## Given instruction 1
Report each line of the records that includes the string "button", and treat uppercase and lowercase as different.

Great analogy about the boat Kerry and riding the waves 👍. I've been lucky enough to have been on all types of boats in all types of seas and never felt seasick because I adjusted my perspective to one of absolute enjoyment of the ride and how amazing it all felt. Even sitting on the side of a deep canyon and looking down I again adjusted my perspective and said that actually it's not deep. Adjustment of perspective is all that is needed to allow us to ride the waves of newness coming in to us now. Blessings to all ✨🌟💖
My older brother just texted me and let me know he's road-tripping up the CA coast and would I have time to see him. In two days... 😖 I haven't seen him in five years. He's not just sleeping when it comes to, you know, *everything* lol -- he's comatose. Completely unawakened, thinks everything's just fine, boosted multiple times Talk about a curveball. I'm not ready for this, but apparently the universe thinks I am. My entire family thinks I'm nuts. They've all drunk the kool-aid... Thank you so much for this, Kerry. Yep, now come the "surprises"... ❤
Defo a diverging path opening up but first a toroidal vacuum which is this absolute shitstorm of energies overlapping, merging, beaten us all about. I know it's here, coming and just hope my belief that this is the necessary steam to further awareness or h(aum) is calling 🙏💈 You're not alone L though it feels so so much that way here at the moment.
I've had real strange things happening, I got off a ferry the other day, got to the end of the journey and felt I was on the ferry terminal i had just left, was totally disoriented. It was so weird, felt like I was on another planet but I wasn't here!
It is exactly what I experience - it is very turbulent energy and I cannot think and I forget things I can only be in my presense and that is good! Thank you for the message! 😊💕
Many angel numbers, weird dreams and visions. Waking often, especially when my higher self gives me information and energy which I ask to recall. Already a feeling of floating in the 5th dimension. Thanks so much Kerry ❤
perfect words for my broken left leg journey , started on the 8th ,falling in the dark ,lashing rain ,next to a swelling sea . Having to surrender to so so much help actually from people . having to let go of independence and control . getting to experience the miricle of the life force in my body ,doing it all for me , that healing is an inevitable river to flow with , not something to do
For me, a Kerry K videos is one of the top 2 videos on RUclips I watch in a day. If I had to choose between the video of my favourite song or a Kerry K video, you all know which one I am choosing. I am doing a retreat with Gregg Braden right now and watching Kerry’s always inspirational- this for me is bliss. ❤😊😊😊
Amazing experienced exactly what you are describing. I was on a Dolphin cruise last week. Letting go and being one with the boat as it rode across the rough waters was transformative truly.🐬🌊❤️thank you for sharing Sis-star.

## Given instruction 2
Return word for word the stretch of the viewer comments above that starts with the words "I've had real" and ends with "I wasn't here!".

Saved dataset items
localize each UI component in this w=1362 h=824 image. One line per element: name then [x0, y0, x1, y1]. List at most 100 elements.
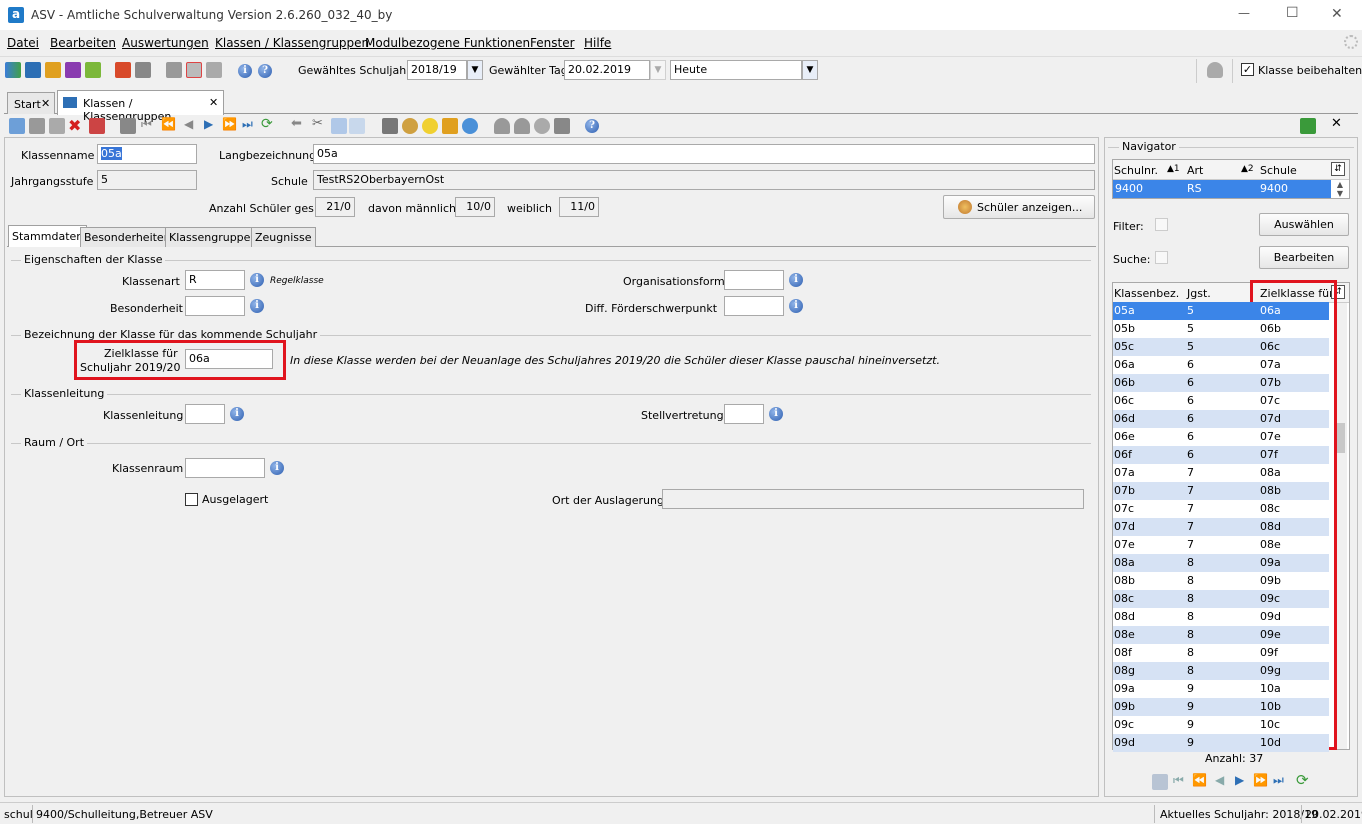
- class-row[interactable]: 06f 6 07f: [1113, 446, 1329, 464]
- last-record-icon[interactable]: ⏭: [242, 117, 253, 132]
- back-arrow-icon[interactable]: ⬅: [291, 116, 302, 131]
- previous-icon[interactable]: ◀: [184, 117, 193, 131]
- zielklasse-input[interactable]: 06a: [185, 349, 273, 369]
- tab-start[interactable]: Start ✕: [7, 92, 55, 114]
- badge-icon[interactable]: [534, 118, 550, 134]
- menu-fenster[interactable]: Fenster: [530, 36, 575, 50]
- class-row[interactable]: 09b 9 10b: [1113, 698, 1329, 716]
- close-icon[interactable]: ✕: [209, 96, 218, 109]
- help-icon[interactable]: ?: [258, 64, 272, 78]
- class-row[interactable]: 08a 8 09a: [1113, 554, 1329, 572]
- school-header-schule[interactable]: Schule: [1260, 164, 1297, 177]
- class-row[interactable]: 08f 8 09f: [1113, 644, 1329, 662]
- next-icon[interactable]: ▶: [204, 117, 213, 131]
- previous-icon[interactable]: ◀: [1215, 773, 1224, 787]
- class-row[interactable]: 06e 6 07e: [1113, 428, 1329, 446]
- menu-modulbezogene-funktionen[interactable]: Modulbezogene Funktionen: [365, 36, 530, 50]
- first-record-icon[interactable]: ⏮: [141, 117, 152, 132]
- info-icon[interactable]: i: [789, 299, 803, 313]
- calendar-icon[interactable]: [186, 62, 202, 78]
- book-icon[interactable]: [115, 62, 131, 78]
- class-header-jgst[interactable]: Jgst.: [1187, 287, 1211, 300]
- chevron-down-icon[interactable]: ▼: [802, 60, 818, 80]
- klassenraum-input[interactable]: [185, 458, 265, 478]
- class-row[interactable]: 08b 8 09b: [1113, 572, 1329, 590]
- id-card-icon[interactable]: [25, 62, 41, 78]
- class-row[interactable]: 07d 7 08d: [1113, 518, 1329, 536]
- form-icon[interactable]: [89, 118, 105, 134]
- class-row[interactable]: 09c 9 10c: [1113, 716, 1329, 734]
- menu-auswertungen[interactable]: Auswertungen: [122, 36, 209, 50]
- cut-icon[interactable]: ✂: [312, 116, 323, 131]
- tab-besonderheiten[interactable]: Besonderheiten: [80, 227, 175, 247]
- class-row[interactable]: 09d 9 10d: [1113, 734, 1329, 752]
- tab-klassengruppen[interactable]: Klassengruppen: [165, 227, 262, 247]
- class-row[interactable]: 08g 8 09g: [1113, 662, 1329, 680]
- class-row[interactable]: 05b 5 06b: [1113, 320, 1329, 338]
- schuljahr-select[interactable]: 2018/19: [407, 60, 467, 80]
- info-icon[interactable]: i: [250, 299, 264, 313]
- scroll-arrows-icon[interactable]: ▲ ▼: [1333, 180, 1347, 198]
- tab-klassen[interactable]: Klassen / Klassengruppen ✕: [57, 90, 224, 123]
- menu-hilfe[interactable]: Hilfe: [584, 36, 611, 50]
- class-row[interactable]: 07c 7 08c: [1113, 500, 1329, 518]
- eraser-icon[interactable]: [442, 118, 458, 134]
- list-icon[interactable]: [1152, 774, 1168, 790]
- school-header-schulnr[interactable]: Schulnr.: [1114, 164, 1158, 177]
- maximize-button[interactable]: ☐: [1286, 5, 1299, 21]
- class-row[interactable]: 07a 7 08a: [1113, 464, 1329, 482]
- ausgelagert-checkbox[interactable]: [185, 493, 198, 506]
- list-icon[interactable]: [120, 118, 136, 134]
- school-row[interactable]: 9400 RS 9400: [1113, 180, 1331, 198]
- tab-zeugnisse[interactable]: Zeugnisse: [251, 227, 316, 247]
- print-icon[interactable]: [382, 118, 398, 134]
- klassenname-input[interactable]: 05a: [97, 144, 197, 164]
- organisationsform-input[interactable]: [724, 270, 784, 290]
- note-icon[interactable]: [554, 118, 570, 134]
- class-row[interactable]: 08c 8 09c: [1113, 590, 1329, 608]
- info-icon[interactable]: i: [230, 407, 244, 421]
- menu-bearbeiten[interactable]: Bearbeiten: [50, 36, 116, 50]
- group-icon[interactable]: [45, 62, 61, 78]
- sync-icon[interactable]: [1300, 118, 1316, 134]
- class-row[interactable]: 05c 5 06c: [1113, 338, 1329, 356]
- class-row[interactable]: 08d 8 09d: [1113, 608, 1329, 626]
- fast-forward-icon[interactable]: ⏩: [222, 117, 237, 131]
- filter-checkbox[interactable]: [1155, 218, 1168, 231]
- stellvertretung-input[interactable]: [724, 404, 764, 424]
- refresh-icon[interactable]: ⟳: [1296, 771, 1309, 789]
- class-row[interactable]: 09a 9 10a: [1113, 680, 1329, 698]
- new-icon[interactable]: [9, 118, 25, 134]
- tab-stammdaten[interactable]: Stammdaten: [8, 225, 88, 247]
- class-row[interactable]: 06c 6 07c: [1113, 392, 1329, 410]
- calendar-dropdown-icon[interactable]: ▼: [650, 60, 666, 80]
- info-icon[interactable]: i: [769, 407, 783, 421]
- bearbeiten-button[interactable]: Bearbeiten: [1259, 246, 1349, 269]
- schueler-anzeigen-button[interactable]: Schüler anzeigen...: [943, 195, 1095, 219]
- klassenleitung-input[interactable]: [185, 404, 225, 424]
- school-header-art[interactable]: Art: [1187, 164, 1203, 177]
- info-icon[interactable]: i: [238, 64, 252, 78]
- help-icon[interactable]: ?: [585, 119, 599, 133]
- close-panel-button[interactable]: ✕: [1331, 116, 1342, 131]
- people-icon[interactable]: [5, 62, 21, 78]
- lightning-icon[interactable]: [206, 62, 222, 78]
- close-window-button[interactable]: ✕: [1331, 6, 1343, 22]
- suche-checkbox[interactable]: [1155, 251, 1168, 264]
- menu-klassen[interactable]: Klassen / Klassengruppen: [215, 36, 369, 50]
- class-row[interactable]: 07b 7 08b: [1113, 482, 1329, 500]
- menu-datei[interactable]: Datei: [7, 36, 39, 50]
- person-icon[interactable]: [494, 118, 510, 134]
- info-icon[interactable]: i: [250, 273, 264, 287]
- class-row[interactable]: 06d 6 07d: [1113, 410, 1329, 428]
- document-icon[interactable]: [135, 62, 151, 78]
- save-icon[interactable]: [29, 118, 45, 134]
- info-icon[interactable]: i: [789, 273, 803, 287]
- class-row[interactable]: 08e 8 09e: [1113, 626, 1329, 644]
- user-icon[interactable]: [1207, 62, 1223, 78]
- class-row[interactable]: 05a 5 06a: [1113, 302, 1329, 320]
- scrollbar-thumb[interactable]: [1337, 423, 1345, 453]
- last-record-icon[interactable]: ⏭: [1273, 773, 1284, 788]
- paste-icon[interactable]: [349, 118, 365, 134]
- close-icon[interactable]: ✕: [41, 97, 50, 110]
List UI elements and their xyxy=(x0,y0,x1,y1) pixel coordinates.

## Problem solution 1
- maximize-button[interactable]: ☐: [1286, 5, 1299, 21]
- bearbeiten-button[interactable]: Bearbeiten: [1259, 246, 1349, 269]
- schueler-anzeigen-button[interactable]: Schüler anzeigen...: [943, 195, 1095, 219]
- close-panel-button[interactable]: ✕: [1331, 116, 1342, 131]
- close-window-button[interactable]: ✕: [1331, 6, 1343, 22]

## Problem solution 2
I've had real strange things happening, I got off a ferry the other day, got to the end of the journey and felt I was on the ferry terminal i had just left, was totally disoriented. It was so weird, felt like I was on another planet but I wasn't here!